● PROMPT
Write out every entry exactly as it stands.

•••

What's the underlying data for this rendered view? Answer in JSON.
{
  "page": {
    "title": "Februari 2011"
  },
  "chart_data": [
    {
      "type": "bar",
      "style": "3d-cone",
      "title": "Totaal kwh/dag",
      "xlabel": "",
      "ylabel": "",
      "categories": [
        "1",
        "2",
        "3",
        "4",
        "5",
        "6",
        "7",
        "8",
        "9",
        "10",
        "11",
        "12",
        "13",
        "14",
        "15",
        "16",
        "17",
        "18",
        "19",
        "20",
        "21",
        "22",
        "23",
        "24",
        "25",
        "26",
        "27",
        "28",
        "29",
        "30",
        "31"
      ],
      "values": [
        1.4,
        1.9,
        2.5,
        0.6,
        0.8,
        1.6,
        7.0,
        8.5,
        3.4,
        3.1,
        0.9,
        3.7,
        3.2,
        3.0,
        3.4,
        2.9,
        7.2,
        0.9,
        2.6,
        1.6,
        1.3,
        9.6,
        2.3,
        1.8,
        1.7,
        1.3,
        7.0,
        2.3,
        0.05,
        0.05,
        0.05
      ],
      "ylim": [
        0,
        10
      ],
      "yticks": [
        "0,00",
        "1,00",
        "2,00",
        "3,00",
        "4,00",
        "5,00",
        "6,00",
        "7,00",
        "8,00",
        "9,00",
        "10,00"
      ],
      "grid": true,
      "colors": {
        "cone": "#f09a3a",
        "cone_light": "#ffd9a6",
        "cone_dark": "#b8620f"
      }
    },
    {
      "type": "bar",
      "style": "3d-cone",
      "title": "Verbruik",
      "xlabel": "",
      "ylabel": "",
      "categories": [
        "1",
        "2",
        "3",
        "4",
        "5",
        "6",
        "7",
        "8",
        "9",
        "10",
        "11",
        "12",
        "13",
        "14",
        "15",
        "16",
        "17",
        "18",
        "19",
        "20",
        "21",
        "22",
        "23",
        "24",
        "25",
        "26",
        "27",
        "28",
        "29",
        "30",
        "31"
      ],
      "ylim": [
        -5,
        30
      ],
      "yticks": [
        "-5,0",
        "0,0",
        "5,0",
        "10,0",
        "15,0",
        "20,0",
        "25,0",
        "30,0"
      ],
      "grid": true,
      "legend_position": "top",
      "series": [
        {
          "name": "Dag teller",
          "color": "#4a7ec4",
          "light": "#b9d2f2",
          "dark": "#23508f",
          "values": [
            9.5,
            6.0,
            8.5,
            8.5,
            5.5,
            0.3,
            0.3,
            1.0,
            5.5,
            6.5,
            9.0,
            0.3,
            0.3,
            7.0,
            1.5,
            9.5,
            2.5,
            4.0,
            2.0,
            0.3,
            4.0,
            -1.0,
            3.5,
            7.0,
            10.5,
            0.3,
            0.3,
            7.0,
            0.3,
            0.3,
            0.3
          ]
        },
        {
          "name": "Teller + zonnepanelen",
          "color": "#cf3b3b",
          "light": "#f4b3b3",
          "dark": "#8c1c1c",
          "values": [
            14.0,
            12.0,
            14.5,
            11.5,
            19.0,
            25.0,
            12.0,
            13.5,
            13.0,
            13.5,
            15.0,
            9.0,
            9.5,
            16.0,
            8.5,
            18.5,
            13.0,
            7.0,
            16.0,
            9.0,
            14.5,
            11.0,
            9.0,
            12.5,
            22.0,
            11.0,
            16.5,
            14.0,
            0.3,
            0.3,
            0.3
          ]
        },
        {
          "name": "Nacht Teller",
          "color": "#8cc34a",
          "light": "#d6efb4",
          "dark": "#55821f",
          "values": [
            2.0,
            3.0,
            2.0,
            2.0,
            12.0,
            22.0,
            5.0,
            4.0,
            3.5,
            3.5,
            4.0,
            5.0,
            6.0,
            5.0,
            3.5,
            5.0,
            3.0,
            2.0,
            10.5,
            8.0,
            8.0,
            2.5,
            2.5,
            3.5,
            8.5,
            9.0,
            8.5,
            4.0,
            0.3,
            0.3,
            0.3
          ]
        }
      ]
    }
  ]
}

•••

● ANSWER TO THIS TASK
What's the underlying data for this rendered view? Answer in JSON.
{
  "page": {
    "title": "Februari 2011"
  },
  "chart_data": [
    {
      "type": "bar",
      "style": "3d-cone",
      "title": "Totaal kwh/dag",
      "xlabel": "",
      "ylabel": "",
      "categories": [
        "1",
        "2",
        "3",
        "4",
        "5",
        "6",
        "7",
        "8",
        "9",
        "10",
        "11",
        "12",
        "13",
        "14",
        "15",
        "16",
        "17",
        "18",
        "19",
        "20",
        "21",
        "22",
        "23",
        "24",
        "25",
        "26",
        "27",
        "28",
        "29",
        "30",
        "31"
      ],
      "values": [
        1.4,
        1.9,
        2.5,
        0.6,
        0.8,
        1.6,
        7.0,
        8.5,
        3.4,
        3.1,
        0.9,
        3.7,
        3.2,
        3.0,
        3.4,
        2.9,
        7.2,
        0.9,
        2.6,
        1.6,
        1.3,
        9.6,
        2.3,
        1.8,
        1.7,
        1.3,
        7.0,
        2.3,
        0.05,
        0.05,
        0.05
      ],
      "ylim": [
        0,
        10
      ],
      "yticks": [
        "0,00",
        "1,00",
        "2,00",
        "3,00",
        "4,00",
        "5,00",
        "6,00",
        "7,00",
        "8,00",
        "9,00",
        "10,00"
      ],
      "grid": true,
      "colors": {
        "cone": "#f09a3a",
        "cone_light": "#ffd9a6",
        "cone_dark": "#b8620f"
      }
    },
    {
      "type": "bar",
      "style": "3d-cone",
      "title": "Verbruik",
      "xlabel": "",
      "ylabel": "",
      "categories": [
        "1",
        "2",
        "3",
        "4",
        "5",
        "6",
        "7",
        "8",
        "9",
        "10",
        "11",
        "12",
        "13",
        "14",
        "15",
        "16",
        "17",
        "18",
        "19",
        "20",
        "21",
        "22",
        "23",
        "24",
        "25",
        "26",
        "27",
        "28",
        "29",
        "30",
        "31"
      ],
      "ylim": [
        -5,
        30
      ],
      "yticks": [
        "-5,0",
        "0,0",
        "5,0",
        "10,0",
        "15,0",
        "20,0",
        "25,0",
        "30,0"
      ],
      "grid": true,
      "legend_position": "top",
      "series": [
        {
          "name": "Dag teller",
          "color": "#4a7ec4",
          "light": "#b9d2f2",
          "dark": "#23508f",
          "values": [
            9.5,
            6.0,
            8.5,
            8.5,
            5.5,
            0.3,
            0.3,
            1.0,
            5.5,
            6.5,
            9.0,
            0.3,
            0.3,
            7.0,
            1.5,
            9.5,
            2.5,
            4.0,
            2.0,
            0.3,
            4.0,
            -1.0,
            3.5,
            7.0,
            10.5,
            0.3,
            0.3,
            7.0,
            0.3,
            0.3,
            0.3
          ]
        },
        {
          "name": "Teller + zonnepanelen",
          "color": "#cf3b3b",
          "light": "#f4b3b3",
          "dark": "#8c1c1c",
          "values": [
            14.0,
            12.0,
            14.5,
            11.5,
            19.0,
            25.0,
            12.0,
            13.5,
            13.0,
            13.5,
            15.0,
            9.0,
            9.5,
            16.0,
            8.5,
            18.5,
            13.0,
            7.0,
            16.0,
            9.0,
            14.5,
            11.0,
            9.0,
            12.5,
            22.0,
            11.0,
            16.5,
            14.0,
            0.3,
            0.3,
            0.3
          ]
        },
        {
          "name": "Nacht Teller",
          "color": "#8cc34a",
          "light": "#d6efb4",
          "dark": "#55821f",
          "values": [
            2.0,
            3.0,
            2.0,
            2.0,
            12.0,
            22.0,
            5.0,
            4.0,
            3.5,
            3.5,
            4.0,
            5.0,
            6.0,
            5.0,
            3.5,
            5.0,
            3.0,
            2.0,
            10.5,
            8.0,
            8.0,
            2.5,
            2.5,
            3.5,
            8.5,
            9.0,
            8.5,
            4.0,
            0.3,
            0.3,
            0.3
          ]
        }
      ]
    }
  ]
}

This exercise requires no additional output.